| What the task requires |
Go through the listing and copy each line with the string "imię".

"""

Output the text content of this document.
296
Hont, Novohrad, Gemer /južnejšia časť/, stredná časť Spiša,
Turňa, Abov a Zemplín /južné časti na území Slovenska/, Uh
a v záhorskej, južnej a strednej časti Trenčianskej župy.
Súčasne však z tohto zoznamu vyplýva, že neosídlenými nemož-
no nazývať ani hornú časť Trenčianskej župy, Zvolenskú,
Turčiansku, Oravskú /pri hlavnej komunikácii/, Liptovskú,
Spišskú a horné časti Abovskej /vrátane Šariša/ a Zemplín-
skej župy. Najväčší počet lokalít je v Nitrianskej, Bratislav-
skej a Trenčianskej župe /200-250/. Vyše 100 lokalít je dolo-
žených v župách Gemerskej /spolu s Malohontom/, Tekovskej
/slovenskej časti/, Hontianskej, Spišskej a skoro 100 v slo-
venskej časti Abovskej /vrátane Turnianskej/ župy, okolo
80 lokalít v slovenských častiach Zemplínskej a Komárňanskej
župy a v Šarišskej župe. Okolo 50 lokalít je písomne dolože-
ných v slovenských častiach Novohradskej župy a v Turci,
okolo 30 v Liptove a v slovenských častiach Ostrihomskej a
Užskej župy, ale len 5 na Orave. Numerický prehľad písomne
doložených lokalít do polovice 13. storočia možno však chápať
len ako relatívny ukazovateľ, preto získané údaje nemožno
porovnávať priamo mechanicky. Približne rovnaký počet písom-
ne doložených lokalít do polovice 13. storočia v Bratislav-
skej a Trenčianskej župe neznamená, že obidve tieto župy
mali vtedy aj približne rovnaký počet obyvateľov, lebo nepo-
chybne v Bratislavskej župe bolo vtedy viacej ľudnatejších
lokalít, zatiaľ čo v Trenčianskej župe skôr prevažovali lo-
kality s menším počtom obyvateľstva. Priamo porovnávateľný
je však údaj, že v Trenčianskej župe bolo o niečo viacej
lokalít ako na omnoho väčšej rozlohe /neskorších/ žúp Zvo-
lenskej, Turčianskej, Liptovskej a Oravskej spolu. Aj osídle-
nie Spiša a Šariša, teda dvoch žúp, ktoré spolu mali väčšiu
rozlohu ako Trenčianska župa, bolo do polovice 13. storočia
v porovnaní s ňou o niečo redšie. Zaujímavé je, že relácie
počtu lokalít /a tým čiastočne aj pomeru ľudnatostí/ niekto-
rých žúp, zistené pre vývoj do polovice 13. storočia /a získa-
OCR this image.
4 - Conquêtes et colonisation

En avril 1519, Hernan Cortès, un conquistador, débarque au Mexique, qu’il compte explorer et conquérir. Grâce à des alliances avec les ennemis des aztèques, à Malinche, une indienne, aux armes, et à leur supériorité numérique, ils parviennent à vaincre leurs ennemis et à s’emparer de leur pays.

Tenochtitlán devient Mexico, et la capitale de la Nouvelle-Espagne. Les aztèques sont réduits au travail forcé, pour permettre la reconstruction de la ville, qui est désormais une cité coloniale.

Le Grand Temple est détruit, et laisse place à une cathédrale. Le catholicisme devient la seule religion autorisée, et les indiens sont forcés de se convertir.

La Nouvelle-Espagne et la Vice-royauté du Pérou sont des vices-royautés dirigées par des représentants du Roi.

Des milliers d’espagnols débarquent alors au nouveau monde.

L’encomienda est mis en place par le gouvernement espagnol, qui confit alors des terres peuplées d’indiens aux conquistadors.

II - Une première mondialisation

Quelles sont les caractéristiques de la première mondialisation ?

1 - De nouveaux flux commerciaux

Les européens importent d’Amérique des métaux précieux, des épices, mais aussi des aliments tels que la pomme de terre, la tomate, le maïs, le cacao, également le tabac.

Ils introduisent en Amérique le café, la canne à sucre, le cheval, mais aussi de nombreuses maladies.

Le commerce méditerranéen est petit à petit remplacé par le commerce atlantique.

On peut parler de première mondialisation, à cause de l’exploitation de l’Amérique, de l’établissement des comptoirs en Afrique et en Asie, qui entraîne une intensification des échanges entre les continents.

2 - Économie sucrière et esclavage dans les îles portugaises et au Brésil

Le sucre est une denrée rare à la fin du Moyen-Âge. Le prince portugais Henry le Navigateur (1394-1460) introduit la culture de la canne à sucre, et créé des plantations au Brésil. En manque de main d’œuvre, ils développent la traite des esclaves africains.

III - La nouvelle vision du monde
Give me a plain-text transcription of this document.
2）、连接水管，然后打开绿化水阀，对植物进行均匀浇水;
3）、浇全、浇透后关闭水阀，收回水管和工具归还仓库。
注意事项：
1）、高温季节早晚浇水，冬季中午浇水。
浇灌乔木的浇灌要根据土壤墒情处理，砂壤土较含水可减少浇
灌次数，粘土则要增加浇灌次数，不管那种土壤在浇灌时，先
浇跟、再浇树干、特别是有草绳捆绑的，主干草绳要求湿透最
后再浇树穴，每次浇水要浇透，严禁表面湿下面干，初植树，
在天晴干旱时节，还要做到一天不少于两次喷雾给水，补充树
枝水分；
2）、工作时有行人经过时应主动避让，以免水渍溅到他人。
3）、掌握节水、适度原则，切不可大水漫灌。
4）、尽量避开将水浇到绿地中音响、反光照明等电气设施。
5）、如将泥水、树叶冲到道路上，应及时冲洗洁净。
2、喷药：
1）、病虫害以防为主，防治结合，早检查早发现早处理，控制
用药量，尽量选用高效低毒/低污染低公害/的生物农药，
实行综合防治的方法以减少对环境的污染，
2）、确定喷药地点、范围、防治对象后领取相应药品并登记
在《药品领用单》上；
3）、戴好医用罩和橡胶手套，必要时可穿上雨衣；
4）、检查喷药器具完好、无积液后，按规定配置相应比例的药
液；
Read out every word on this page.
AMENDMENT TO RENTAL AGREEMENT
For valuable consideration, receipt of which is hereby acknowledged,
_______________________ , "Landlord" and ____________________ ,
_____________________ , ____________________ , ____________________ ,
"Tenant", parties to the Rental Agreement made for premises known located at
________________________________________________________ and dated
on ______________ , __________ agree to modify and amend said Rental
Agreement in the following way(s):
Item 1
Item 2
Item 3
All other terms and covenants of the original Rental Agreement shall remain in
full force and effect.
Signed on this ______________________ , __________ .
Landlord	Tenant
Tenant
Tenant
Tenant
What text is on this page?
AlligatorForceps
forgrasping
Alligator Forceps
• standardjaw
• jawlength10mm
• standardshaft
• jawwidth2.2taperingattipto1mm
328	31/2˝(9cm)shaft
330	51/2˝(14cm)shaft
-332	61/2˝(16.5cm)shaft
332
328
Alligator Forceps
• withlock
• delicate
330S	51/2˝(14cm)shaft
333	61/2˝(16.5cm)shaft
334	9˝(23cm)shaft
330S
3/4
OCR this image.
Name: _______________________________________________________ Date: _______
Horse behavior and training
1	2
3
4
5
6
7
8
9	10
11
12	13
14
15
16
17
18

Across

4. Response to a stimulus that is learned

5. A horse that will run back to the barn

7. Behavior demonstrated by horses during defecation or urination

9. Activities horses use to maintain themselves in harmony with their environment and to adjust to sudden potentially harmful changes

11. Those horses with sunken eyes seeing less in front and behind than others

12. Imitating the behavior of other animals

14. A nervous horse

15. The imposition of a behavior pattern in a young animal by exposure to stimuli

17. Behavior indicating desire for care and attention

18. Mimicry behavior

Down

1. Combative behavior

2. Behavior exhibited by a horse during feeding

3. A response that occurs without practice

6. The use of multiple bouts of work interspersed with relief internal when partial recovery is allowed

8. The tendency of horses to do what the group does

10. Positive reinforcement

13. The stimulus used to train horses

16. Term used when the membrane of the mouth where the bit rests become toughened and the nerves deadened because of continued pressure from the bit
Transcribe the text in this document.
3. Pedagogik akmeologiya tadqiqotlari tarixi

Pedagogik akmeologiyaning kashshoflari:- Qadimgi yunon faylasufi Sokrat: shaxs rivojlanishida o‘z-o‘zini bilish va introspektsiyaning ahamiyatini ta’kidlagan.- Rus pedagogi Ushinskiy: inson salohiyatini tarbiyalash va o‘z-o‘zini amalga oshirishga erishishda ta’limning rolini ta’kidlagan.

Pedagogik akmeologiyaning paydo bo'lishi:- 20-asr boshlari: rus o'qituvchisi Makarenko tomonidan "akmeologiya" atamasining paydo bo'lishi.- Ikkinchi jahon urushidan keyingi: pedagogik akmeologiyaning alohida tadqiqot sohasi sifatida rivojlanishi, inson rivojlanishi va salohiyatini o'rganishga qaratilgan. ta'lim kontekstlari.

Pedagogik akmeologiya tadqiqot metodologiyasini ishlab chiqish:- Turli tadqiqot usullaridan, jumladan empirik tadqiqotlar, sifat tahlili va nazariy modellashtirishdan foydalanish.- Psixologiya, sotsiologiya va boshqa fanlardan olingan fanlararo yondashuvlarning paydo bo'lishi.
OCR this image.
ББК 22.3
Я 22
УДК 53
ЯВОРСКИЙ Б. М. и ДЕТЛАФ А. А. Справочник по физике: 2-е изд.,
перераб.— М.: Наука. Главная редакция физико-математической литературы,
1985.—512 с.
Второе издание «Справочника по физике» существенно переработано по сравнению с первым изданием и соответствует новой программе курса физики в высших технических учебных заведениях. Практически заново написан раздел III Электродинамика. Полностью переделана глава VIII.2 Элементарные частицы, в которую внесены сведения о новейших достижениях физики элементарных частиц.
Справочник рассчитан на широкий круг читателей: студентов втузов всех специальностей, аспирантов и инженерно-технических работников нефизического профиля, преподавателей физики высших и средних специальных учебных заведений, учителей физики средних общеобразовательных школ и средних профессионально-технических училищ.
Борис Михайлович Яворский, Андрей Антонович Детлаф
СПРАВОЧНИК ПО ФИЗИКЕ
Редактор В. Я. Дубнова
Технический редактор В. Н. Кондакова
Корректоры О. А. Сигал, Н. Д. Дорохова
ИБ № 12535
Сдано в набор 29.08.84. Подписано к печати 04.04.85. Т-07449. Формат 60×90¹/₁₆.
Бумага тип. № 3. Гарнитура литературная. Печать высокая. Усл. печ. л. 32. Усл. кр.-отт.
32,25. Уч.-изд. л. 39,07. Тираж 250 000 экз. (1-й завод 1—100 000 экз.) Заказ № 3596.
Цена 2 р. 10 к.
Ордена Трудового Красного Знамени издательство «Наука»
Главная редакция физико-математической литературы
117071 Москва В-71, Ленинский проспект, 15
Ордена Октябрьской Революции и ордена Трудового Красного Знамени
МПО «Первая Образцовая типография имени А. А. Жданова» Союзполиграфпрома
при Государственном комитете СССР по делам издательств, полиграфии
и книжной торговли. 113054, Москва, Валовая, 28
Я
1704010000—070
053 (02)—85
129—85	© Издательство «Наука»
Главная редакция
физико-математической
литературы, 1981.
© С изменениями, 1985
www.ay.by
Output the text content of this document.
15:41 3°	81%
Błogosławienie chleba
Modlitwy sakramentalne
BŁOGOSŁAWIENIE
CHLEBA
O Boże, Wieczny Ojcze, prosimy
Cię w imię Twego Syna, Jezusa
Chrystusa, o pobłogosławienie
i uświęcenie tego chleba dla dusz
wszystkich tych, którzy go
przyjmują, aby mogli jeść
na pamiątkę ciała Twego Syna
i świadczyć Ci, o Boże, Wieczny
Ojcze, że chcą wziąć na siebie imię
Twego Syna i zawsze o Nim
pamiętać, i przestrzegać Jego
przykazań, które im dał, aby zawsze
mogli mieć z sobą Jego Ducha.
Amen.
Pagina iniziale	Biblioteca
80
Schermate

"""

| Right answer |
Cię w imię Twego Syna, Jezusa
Ojcze, że chcą wziąć na siebie imię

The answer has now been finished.